-- GOAL --
Write out all the entries word for word and omit any pictures.

-- EXERCISE INPUT --
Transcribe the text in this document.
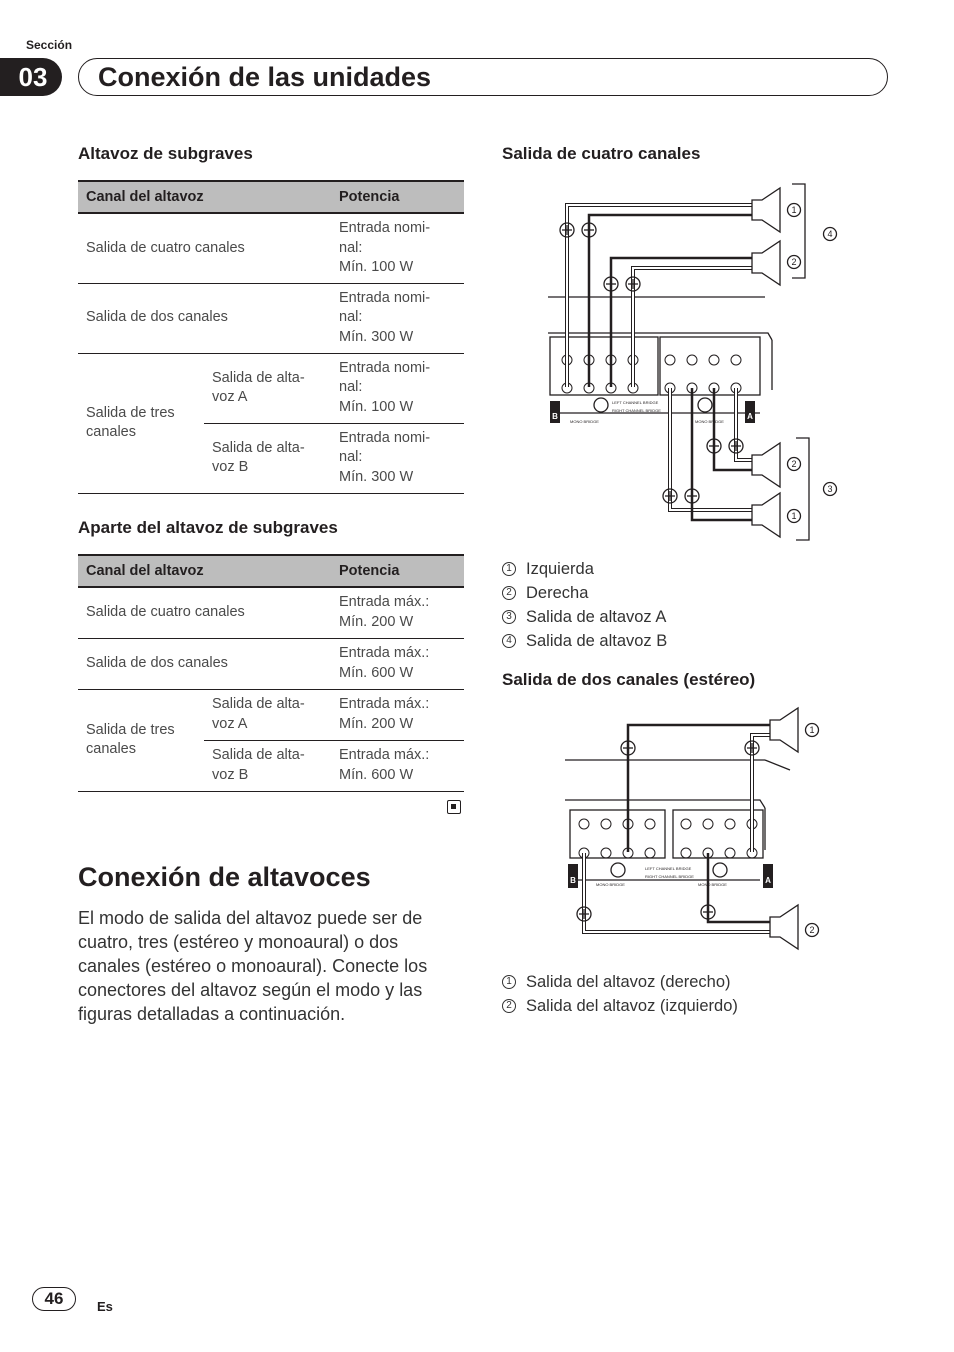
Sección
03	Conexión de las unidades
Altavoz de subgraves
Canal del altavoz		Potencia
Salida de cuatro canales		Entrada nomi-
nal:
Mín. 100 W

Salida de dos canales		Entrada nomi-
nal:
Mín. 300 W

Salida de tres canales	Salida de alta-voz A	Entrada nomi-
nal:
Mín. 100 W

	Salida de alta-voz B	Entrada nomi-
nal:
Mín. 300 W
Aparte del altavoz de subgraves
Canal del altavoz		Potencia
Salida de cuatro canales		Entrada máx.:
Mín. 200 W

Salida de dos canales		Entrada máx.:
Mín. 600 W

Salida de tres canales	Salida de alta-voz A	Entrada máx.:
Mín. 200 W

	Salida de alta-voz B	Entrada máx.:
Mín. 600 W
Conexión de altavoces
El modo de salida del altavoz puede ser de cuatro, tres (estéreo y monoaural) o dos canales (estéreo o monoaural). Conecte los conectores del altavoz según el modo y las figuras detalladas a continuación.
Salida de cuatro canales
1
2
4
2
1
3
B	A
LEFT CHANNEL BRIDGE
RIGHT CHANNEL BRIDGE
MONO BRIDGE	MONO BRIDGE
1 Izquierda
2 Derecha
3 Salida de altavoz A
4 Salida de altavoz B
Salida de dos canales (estéreo)
1
2
B	A
LEFT CHANNEL BRIDGE
RIGHT CHANNEL BRIDGE
MONO BRIDGE	MONO BRIDGE
1 Salida del altavoz (derecho)
2 Salida del altavoz (izquierdo)
46	Es
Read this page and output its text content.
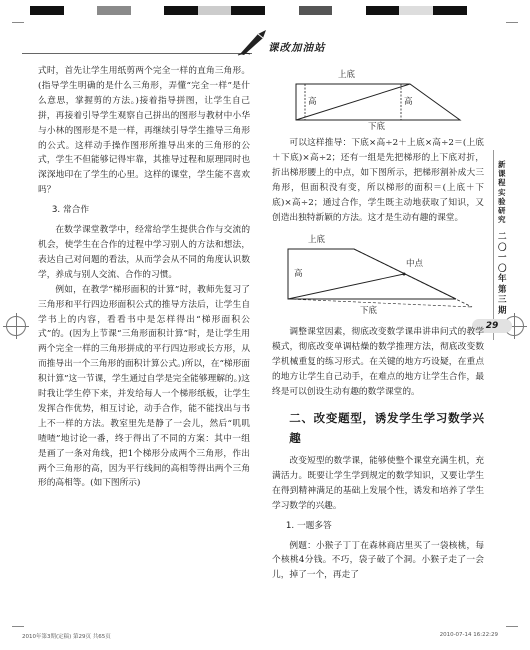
课改加油站
新课程实验研究
二〇一〇年第三期
29

式时，首先让学生用纸剪两个完全一样的直角三角形。(指导学生明确的是什么三角形，弄懂“完全一样”是什么意思，掌握剪的方法。)接着指导拼图，让学生自己拼，再接着引导学生观察自己拼出的图形与教材中小华与小林的图形是不是一样，再继续引导学生推导三角形的公式。这样动手操作图形所推导出来的三角形的公式，学生不但能够记得牢靠，其推导过程和原理同时也深深地印在了学生的心里。这样的课堂，学生能不喜欢吗？

3. 常合作

在数学课堂教学中，经常给学生提供合作与交流的机会，使学生在合作的过程中学习别人的方法和想法，表达自己对问题的看法，从而学会从不同的角度认识数学，养成与别人交流、合作的习惯。

例如，在教学“梯形面积的计算”时，教师先复习了三角形和平行四边形面积公式的推导方法后，让学生自学书上的内容，看看书中是怎样得出“梯形面积公式”的。(因为上节课“三角形面积计算”时，是让学生用两个完全一样的三角形拼成的平行四边形或长方形，从而推导出一个三角形的面积计算公式。)所以，在“梯形面积计算”这一节课，学生通过自学是完全能够理解的。)这时我让学生停下来，并发给每人一个梯形纸板，让学生发挥合作优势，相互讨论，动手合作，能不能找出与书上不一样的方法。教室里先是静了一会儿，然后“叽叽喳喳”地讨论一番，终于得出了不同的方案：其中一组是画了一条对角线，把1个梯形分成两个三角形，作出两个三角形的高，因为平行线间的高相等得出两个三角形的高相等。(如下图所示)

上底
高	高
下底

可以这样推导：下底×高÷2＋上底×高÷2＝(上底＋下底)×高÷2；还有一组是先把梯形的上下底对折，折出梯形腰上的中点，如下图所示，把梯形割补成大三角形，但面积没有变，所以梯形的面积＝(上底＋下底)×高÷2；通过合作，学生既主动地获取了知识，又创造出独特新颖的方法。这才是生动有趣的课堂。

上底
中点
高
下底

调整课堂因素，彻底改变数学课串讲串问式的教学模式，彻底改变单调枯燥的数学推理方法，彻底改变数学机械重复的练习形式。在关键的地方巧设疑，在重点的地方让学生自己动手，在难点的地方让学生合作，最终是可以创设生动有趣的数学课堂的。

二、改变题型，诱发学生学习数学兴趣

改变短型的数学课，能够使整个课堂充满生机，充满活力。既要让学生学到规定的数学知识，又要让学生在得到精神满足的基础上发展个性，诱发和培养了学生学习数学的兴趣。

1. 一题多答

例题：小猴子丁丁在森林商店里买了一袋核桃，每个核桃4分钱。不巧，袋子破了个洞。小猴子走了一会儿，掉了一个，再走了

2010年第3期(定稿) 第29页 共65页	2010-07-14 16:22:29
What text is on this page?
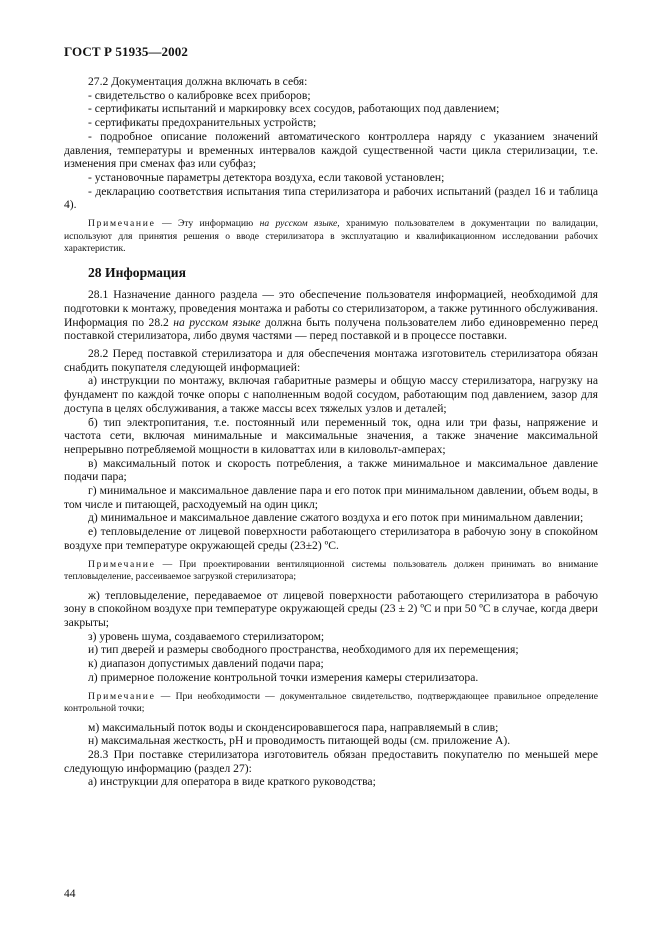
ГОСТ Р 51935—2002

27.2 Документация должна включать в себя:

- свидетельство о калибровке всех приборов;

- сертификаты испытаний и маркировку всех сосудов, работающих под давлением;

- сертификаты предохранительных устройств;

- подробное описание положений автоматического контроллера наряду с указанием значений давления, температуры и временных интервалов каждой существенной части цикла стерилизации, т.е. изменения при сменах фаз или субфаз;

- установочные параметры детектора воздуха, если таковой установлен;

- декларацию соответствия испытания типа стерилизатора и рабочих испытаний (раздел 16 и таблица 4).

Примечание — Эту информацию на русском языке, хранимую пользователем в документации по валидации, используют для принятия решения о вводе стерилизатора в эксплуатацию и квалификационном исследовании рабочих характеристик.

28 Информация

28.1 Назначение данного раздела — это обеспечение пользователя информацией, необходимой для подготовки к монтажу, проведения монтажа и работы со стерилизатором, а также рутинного обслуживания. Информация по 28.2 на русском языке должна быть получена пользователем либо единовременно перед поставкой стерилизатора, либо двумя частями — перед поставкой и в процессе поставки.

28.2 Перед поставкой стерилизатора и для обеспечения монтажа изготовитель стерилизатора обязан снабдить покупателя следующей информацией:

а) инструкции по монтажу, включая габаритные размеры и общую массу стерилизатора, нагрузку на фундамент по каждой точке опоры с наполненным водой сосудом, работающим под давлением, зазор для доступа в целях обслуживания, а также массы всех тяжелых узлов и деталей;

б) тип электропитания, т.е. постоянный или переменный ток, одна или три фазы, напряжение и частота сети, включая минимальные и максимальные значения, а также значение максимальной непрерывно потребляемой мощности в киловаттах или в киловольт-амперах;

в) максимальный поток и скорость потребления, а также минимальное и максимальное давление подачи пара;

г) минимальное и максимальное давление пара и его поток при минимальном давлении, объем воды, в том числе и питающей, расходуемый на один цикл;

д) минимальное и максимальное давление сжатого воздуха и его поток при минимальном давлении;

е) тепловыделение от лицевой поверхности работающего стерилизатора в рабочую зону в спокойном воздухе при температуре окружающей среды (23±2) ºС.

Примечание — При проектировании вентиляционной системы пользователь должен принимать во внимание тепловыделение, рассеиваемое загрузкой стерилизатора;

ж) тепловыделение, передаваемое от лицевой поверхности работающего стерилизатора в рабочую зону в спокойном воздухе при температуре окружающей среды (23 ± 2) ºС и при 50 ºС в случае, когда двери закрыты;

з) уровень шума, создаваемого стерилизатором;

и) тип дверей и размеры свободного пространства, необходимого для их перемещения;

к) диапазон допустимых давлений подачи пара;

л) примерное положение контрольной точки измерения камеры стерилизатора.

Примечание — При необходимости — документальное свидетельство, подтверждающее правильное определение контрольной точки;

м) максимальный поток воды и сконденсировавшегося пара, направляемый в слив;

н) максимальная жесткость, pH и проводимость питающей воды (см. приложение А).

28.3 При поставке стерилизатора изготовитель обязан предоставить покупателю по меньшей мере следующую информацию (раздел 27):

а) инструкции для оператора в виде краткого руководства;

44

-- OUTPUT FOR THIS TASK --
Transcribe the text in this document.
Sección
03	Conexión de las unidades
Altavoz de subgraves
Canal del altavoz		Potencia
Salida de cuatro canales		Entrada nomi-
nal:
Mín. 100 W

Salida de dos canales		Entrada nomi-
nal:
Mín. 300 W

Salida de tres canales	Salida de alta-voz A	Entrada nomi-
nal:
Mín. 100 W

	Salida de alta-voz B	Entrada nomi-
nal:
Mín. 300 W
Aparte del altavoz de subgraves
Canal del altavoz		Potencia
Salida de cuatro canales		Entrada máx.:
Mín. 200 W

Salida de dos canales		Entrada máx.:
Mín. 600 W

Salida de tres canales	Salida de alta-voz A	Entrada máx.:
Mín. 200 W

	Salida de alta-voz B	Entrada máx.:
Mín. 600 W
Conexión de altavoces
El modo de salida del altavoz puede ser de cuatro, tres (estéreo y monoaural) o dos canales (estéreo o monoaural). Conecte los conectores del altavoz según el modo y las figuras detalladas a continuación.
Salida de cuatro canales
1
2
4
2
1
3
B	A
LEFT CHANNEL BRIDGE
RIGHT CHANNEL BRIDGE
MONO BRIDGE	MONO BRIDGE
1 Izquierda
2 Derecha
3 Salida de altavoz A
4 Salida de altavoz B
Salida de dos canales (estéreo)
1
2
B	A
LEFT CHANNEL BRIDGE
RIGHT CHANNEL BRIDGE
MONO BRIDGE	MONO BRIDGE
1 Salida del altavoz (derecho)
2 Salida del altavoz (izquierdo)
46	Es
Read this page and output its text content.
课改加油站
新课程实验研究
二〇一〇年第三期
29

式时，首先让学生用纸剪两个完全一样的直角三角形。(指导学生明确的是什么三角形，弄懂“完全一样”是什么意思，掌握剪的方法。)接着指导拼图，让学生自己拼，再接着引导学生观察自己拼出的图形与教材中小华与小林的图形是不是一样，再继续引导学生推导三角形的公式。这样动手操作图形所推导出来的三角形的公式，学生不但能够记得牢靠，其推导过程和原理同时也深深地印在了学生的心里。这样的课堂，学生能不喜欢吗？

3. 常合作

在数学课堂教学中，经常给学生提供合作与交流的机会，使学生在合作的过程中学习别人的方法和想法，表达自己对问题的看法，从而学会从不同的角度认识数学，养成与别人交流、合作的习惯。

例如，在教学“梯形面积的计算”时，教师先复习了三角形和平行四边形面积公式的推导方法后，让学生自学书上的内容，看看书中是怎样得出“梯形面积公式”的。(因为上节课“三角形面积计算”时，是让学生用两个完全一样的三角形拼成的平行四边形或长方形，从而推导出一个三角形的面积计算公式。)所以，在“梯形面积计算”这一节课，学生通过自学是完全能够理解的。)这时我让学生停下来，并发给每人一个梯形纸板，让学生发挥合作优势，相互讨论，动手合作，能不能找出与书上不一样的方法。教室里先是静了一会儿，然后“叽叽喳喳”地讨论一番，终于得出了不同的方案：其中一组是画了一条对角线，把1个梯形分成两个三角形，作出两个三角形的高，因为平行线间的高相等得出两个三角形的高相等。(如下图所示)

上底
高	高
下底

可以这样推导：下底×高÷2＋上底×高÷2＝(上底＋下底)×高÷2；还有一组是先把梯形的上下底对折，折出梯形腰上的中点，如下图所示，把梯形割补成大三角形，但面积没有变，所以梯形的面积＝(上底＋下底)×高÷2；通过合作，学生既主动地获取了知识，又创造出独特新颖的方法。这才是生动有趣的课堂。

上底
中点
高
下底

调整课堂因素，彻底改变数学课串讲串问式的教学模式，彻底改变单调枯燥的数学推理方法，彻底改变数学机械重复的练习形式。在关键的地方巧设疑，在重点的地方让学生自己动手，在难点的地方让学生合作，最终是可以创设生动有趣的数学课堂的。

二、改变题型，诱发学生学习数学兴趣

改变短型的数学课，能够使整个课堂充满生机，充满活力。既要让学生学到规定的数学知识，又要让学生在得到精神满足的基础上发展个性，诱发和培养了学生学习数学的兴趣。

1. 一题多答

例题：小猴子丁丁在森林商店里买了一袋核桃，每个核桃4分钱。不巧，袋子破了个洞。小猴子走了一会儿，掉了一个，再走了

2010年第3期(定稿) 第29页 共65页	2010-07-14 16:22:29
What text is on this page?
ГОСТ Р 51935—2002

27.2 Документация должна включать в себя:

- свидетельство о калибровке всех приборов;

- сертификаты испытаний и маркировку всех сосудов, работающих под давлением;

- сертификаты предохранительных устройств;

- подробное описание положений автоматического контроллера наряду с указанием значений давления, температуры и временных интервалов каждой существенной части цикла стерилизации, т.е. изменения при сменах фаз или субфаз;

- установочные параметры детектора воздуха, если таковой установлен;

- декларацию соответствия испытания типа стерилизатора и рабочих испытаний (раздел 16 и таблица 4).

Примечание — Эту информацию на русском языке, хранимую пользователем в документации по валидации, используют для принятия решения о вводе стерилизатора в эксплуатацию и квалификационном исследовании рабочих характеристик.

28 Информация

28.1 Назначение данного раздела — это обеспечение пользователя информацией, необходимой для подготовки к монтажу, проведения монтажа и работы со стерилизатором, а также рутинного обслуживания. Информация по 28.2 на русском языке должна быть получена пользователем либо единовременно перед поставкой стерилизатора, либо двумя частями — перед поставкой и в процессе поставки.

28.2 Перед поставкой стерилизатора и для обеспечения монтажа изготовитель стерилизатора обязан снабдить покупателя следующей информацией:

а) инструкции по монтажу, включая габаритные размеры и общую массу стерилизатора, нагрузку на фундамент по каждой точке опоры с наполненным водой сосудом, работающим под давлением, зазор для доступа в целях обслуживания, а также массы всех тяжелых узлов и деталей;

б) тип электропитания, т.е. постоянный или переменный ток, одна или три фазы, напряжение и частота сети, включая минимальные и максимальные значения, а также значение максимальной непрерывно потребляемой мощности в киловаттах или в киловольт-амперах;

в) максимальный поток и скорость потребления, а также минимальное и максимальное давление подачи пара;

г) минимальное и максимальное давление пара и его поток при минимальном давлении, объем воды, в том числе и питающей, расходуемый на один цикл;

д) минимальное и максимальное давление сжатого воздуха и его поток при минимальном давлении;

е) тепловыделение от лицевой поверхности работающего стерилизатора в рабочую зону в спокойном воздухе при температуре окружающей среды (23±2) ºС.

Примечание — При проектировании вентиляционной системы пользователь должен принимать во внимание тепловыделение, рассеиваемое загрузкой стерилизатора;

ж) тепловыделение, передаваемое от лицевой поверхности работающего стерилизатора в рабочую зону в спокойном воздухе при температуре окружающей среды (23 ± 2) ºС и при 50 ºС в случае, когда двери закрыты;

з) уровень шума, создаваемого стерилизатором;

и) тип дверей и размеры свободного пространства, необходимого для их перемещения;

к) диапазон допустимых давлений подачи пара;

л) примерное положение контрольной точки измерения камеры стерилизатора.

Примечание — При необходимости — документальное свидетельство, подтверждающее правильное определение контрольной точки;

м) максимальный поток воды и сконденсировавшегося пара, направляемый в слив;

н) максимальная жесткость, pH и проводимость питающей воды (см. приложение А).

28.3 При поставке стерилизатора изготовитель обязан предоставить покупателю по меньшей мере следующую информацию (раздел 27):

а) инструкции для оператора в виде краткого руководства;

44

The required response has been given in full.